» WHAT IS REQUIRED:
Look through the lines below and extract any with the word "bracket".

» Entries taken from a collection:

Content starts

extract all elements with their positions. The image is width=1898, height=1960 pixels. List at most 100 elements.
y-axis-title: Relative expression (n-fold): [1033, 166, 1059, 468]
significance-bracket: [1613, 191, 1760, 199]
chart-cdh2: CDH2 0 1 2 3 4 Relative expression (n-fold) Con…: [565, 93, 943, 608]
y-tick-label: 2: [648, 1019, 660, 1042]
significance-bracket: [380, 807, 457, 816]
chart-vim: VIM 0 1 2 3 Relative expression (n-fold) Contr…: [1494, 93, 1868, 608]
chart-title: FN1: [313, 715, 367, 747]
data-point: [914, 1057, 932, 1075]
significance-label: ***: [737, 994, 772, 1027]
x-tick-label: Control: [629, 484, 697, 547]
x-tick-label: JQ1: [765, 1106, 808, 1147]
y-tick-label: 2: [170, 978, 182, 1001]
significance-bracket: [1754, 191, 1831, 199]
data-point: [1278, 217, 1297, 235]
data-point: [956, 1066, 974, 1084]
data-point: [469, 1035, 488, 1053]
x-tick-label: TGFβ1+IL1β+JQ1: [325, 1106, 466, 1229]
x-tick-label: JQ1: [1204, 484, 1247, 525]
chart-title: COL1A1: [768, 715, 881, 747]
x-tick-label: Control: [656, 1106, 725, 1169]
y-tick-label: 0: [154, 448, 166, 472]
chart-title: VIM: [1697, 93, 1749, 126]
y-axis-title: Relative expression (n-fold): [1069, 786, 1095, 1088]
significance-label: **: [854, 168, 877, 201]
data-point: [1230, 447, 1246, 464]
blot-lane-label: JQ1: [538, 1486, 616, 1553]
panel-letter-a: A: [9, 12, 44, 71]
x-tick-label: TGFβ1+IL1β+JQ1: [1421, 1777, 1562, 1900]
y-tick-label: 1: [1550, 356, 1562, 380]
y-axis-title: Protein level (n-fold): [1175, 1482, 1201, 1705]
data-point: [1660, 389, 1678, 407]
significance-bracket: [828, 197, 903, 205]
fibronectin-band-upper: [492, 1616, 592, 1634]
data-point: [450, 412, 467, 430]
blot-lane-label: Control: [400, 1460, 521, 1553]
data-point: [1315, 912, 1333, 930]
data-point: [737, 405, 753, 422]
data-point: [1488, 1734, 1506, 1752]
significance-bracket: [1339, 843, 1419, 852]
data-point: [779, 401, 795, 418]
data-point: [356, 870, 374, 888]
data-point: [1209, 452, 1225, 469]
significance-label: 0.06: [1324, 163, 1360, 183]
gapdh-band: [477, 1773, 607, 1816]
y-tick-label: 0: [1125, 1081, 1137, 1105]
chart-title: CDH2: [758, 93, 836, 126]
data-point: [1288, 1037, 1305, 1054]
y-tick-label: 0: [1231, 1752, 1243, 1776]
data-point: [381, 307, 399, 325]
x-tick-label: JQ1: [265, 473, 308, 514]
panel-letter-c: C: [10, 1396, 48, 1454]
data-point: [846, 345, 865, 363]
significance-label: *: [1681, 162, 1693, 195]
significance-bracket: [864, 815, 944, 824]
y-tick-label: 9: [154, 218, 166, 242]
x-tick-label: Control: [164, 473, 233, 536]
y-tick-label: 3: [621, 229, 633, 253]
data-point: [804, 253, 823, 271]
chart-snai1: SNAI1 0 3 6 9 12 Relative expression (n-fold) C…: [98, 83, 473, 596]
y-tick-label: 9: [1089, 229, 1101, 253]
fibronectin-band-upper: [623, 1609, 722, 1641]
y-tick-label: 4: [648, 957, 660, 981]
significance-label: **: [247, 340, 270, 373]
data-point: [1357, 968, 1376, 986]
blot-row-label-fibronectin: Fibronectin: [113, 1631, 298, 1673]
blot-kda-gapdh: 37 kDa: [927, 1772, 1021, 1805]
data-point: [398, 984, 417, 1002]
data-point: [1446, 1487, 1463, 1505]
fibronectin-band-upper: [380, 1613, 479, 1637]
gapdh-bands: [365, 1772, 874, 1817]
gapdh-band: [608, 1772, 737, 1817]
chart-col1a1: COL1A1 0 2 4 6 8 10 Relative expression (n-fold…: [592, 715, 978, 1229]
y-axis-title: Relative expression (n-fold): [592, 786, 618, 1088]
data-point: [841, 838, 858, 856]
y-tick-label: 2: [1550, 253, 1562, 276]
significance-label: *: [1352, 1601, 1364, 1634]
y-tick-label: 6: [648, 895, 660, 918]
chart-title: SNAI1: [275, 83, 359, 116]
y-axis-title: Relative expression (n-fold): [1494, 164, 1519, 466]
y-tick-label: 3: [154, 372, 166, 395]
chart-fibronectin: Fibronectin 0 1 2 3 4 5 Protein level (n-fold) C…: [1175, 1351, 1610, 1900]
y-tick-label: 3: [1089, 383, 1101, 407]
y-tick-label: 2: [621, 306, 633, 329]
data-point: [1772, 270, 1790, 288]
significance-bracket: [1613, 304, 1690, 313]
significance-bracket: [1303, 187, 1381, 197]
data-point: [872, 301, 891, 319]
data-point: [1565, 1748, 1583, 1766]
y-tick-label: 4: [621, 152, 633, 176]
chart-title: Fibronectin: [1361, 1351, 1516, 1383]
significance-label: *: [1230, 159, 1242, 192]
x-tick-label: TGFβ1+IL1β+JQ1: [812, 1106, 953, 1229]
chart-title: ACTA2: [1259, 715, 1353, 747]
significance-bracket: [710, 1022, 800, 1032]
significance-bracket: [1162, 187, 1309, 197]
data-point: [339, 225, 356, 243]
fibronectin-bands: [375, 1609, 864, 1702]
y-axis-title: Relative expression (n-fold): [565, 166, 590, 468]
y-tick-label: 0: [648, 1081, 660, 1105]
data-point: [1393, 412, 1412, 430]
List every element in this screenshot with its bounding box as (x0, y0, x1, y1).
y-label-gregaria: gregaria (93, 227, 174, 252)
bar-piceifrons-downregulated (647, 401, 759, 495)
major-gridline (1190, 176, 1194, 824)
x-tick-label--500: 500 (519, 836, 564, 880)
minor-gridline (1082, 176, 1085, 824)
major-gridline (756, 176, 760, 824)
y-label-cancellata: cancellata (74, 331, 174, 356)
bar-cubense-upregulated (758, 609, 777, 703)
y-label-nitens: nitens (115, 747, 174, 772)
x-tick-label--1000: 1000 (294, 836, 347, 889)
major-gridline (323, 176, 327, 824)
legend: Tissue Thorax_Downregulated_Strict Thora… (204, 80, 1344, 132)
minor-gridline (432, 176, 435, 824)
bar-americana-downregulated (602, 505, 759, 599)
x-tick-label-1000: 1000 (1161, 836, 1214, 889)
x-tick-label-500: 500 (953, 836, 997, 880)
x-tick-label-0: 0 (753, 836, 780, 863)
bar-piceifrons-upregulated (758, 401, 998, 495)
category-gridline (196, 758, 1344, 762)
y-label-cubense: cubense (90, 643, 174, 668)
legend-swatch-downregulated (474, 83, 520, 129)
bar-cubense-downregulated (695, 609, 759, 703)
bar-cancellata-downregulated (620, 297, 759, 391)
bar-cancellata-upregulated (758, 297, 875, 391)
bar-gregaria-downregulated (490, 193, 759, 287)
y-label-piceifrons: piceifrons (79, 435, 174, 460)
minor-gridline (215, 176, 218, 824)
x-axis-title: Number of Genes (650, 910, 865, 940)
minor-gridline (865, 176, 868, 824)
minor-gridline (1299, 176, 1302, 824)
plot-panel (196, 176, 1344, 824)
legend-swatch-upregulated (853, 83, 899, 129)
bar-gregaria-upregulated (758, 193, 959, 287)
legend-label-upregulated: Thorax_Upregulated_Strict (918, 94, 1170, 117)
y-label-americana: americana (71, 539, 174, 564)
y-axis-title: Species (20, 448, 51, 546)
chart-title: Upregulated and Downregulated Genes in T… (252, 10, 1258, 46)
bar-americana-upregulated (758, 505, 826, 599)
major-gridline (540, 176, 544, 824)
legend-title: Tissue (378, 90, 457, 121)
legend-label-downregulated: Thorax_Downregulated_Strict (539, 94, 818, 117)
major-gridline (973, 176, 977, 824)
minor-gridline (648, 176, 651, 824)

Content ends

» RESULT OF THE TASK:
significance-bracket: [1613, 191, 1760, 199]
significance-bracket: [380, 807, 457, 816]
significance-bracket: [1754, 191, 1831, 199]
significance-bracket: [828, 197, 903, 205]
significance-bracket: [1339, 843, 1419, 852]
significance-bracket: [864, 815, 944, 824]
significance-bracket: [1613, 304, 1690, 313]
significance-bracket: [1303, 187, 1381, 197]
significance-bracket: [710, 1022, 800, 1032]
significance-bracket: [1162, 187, 1309, 197]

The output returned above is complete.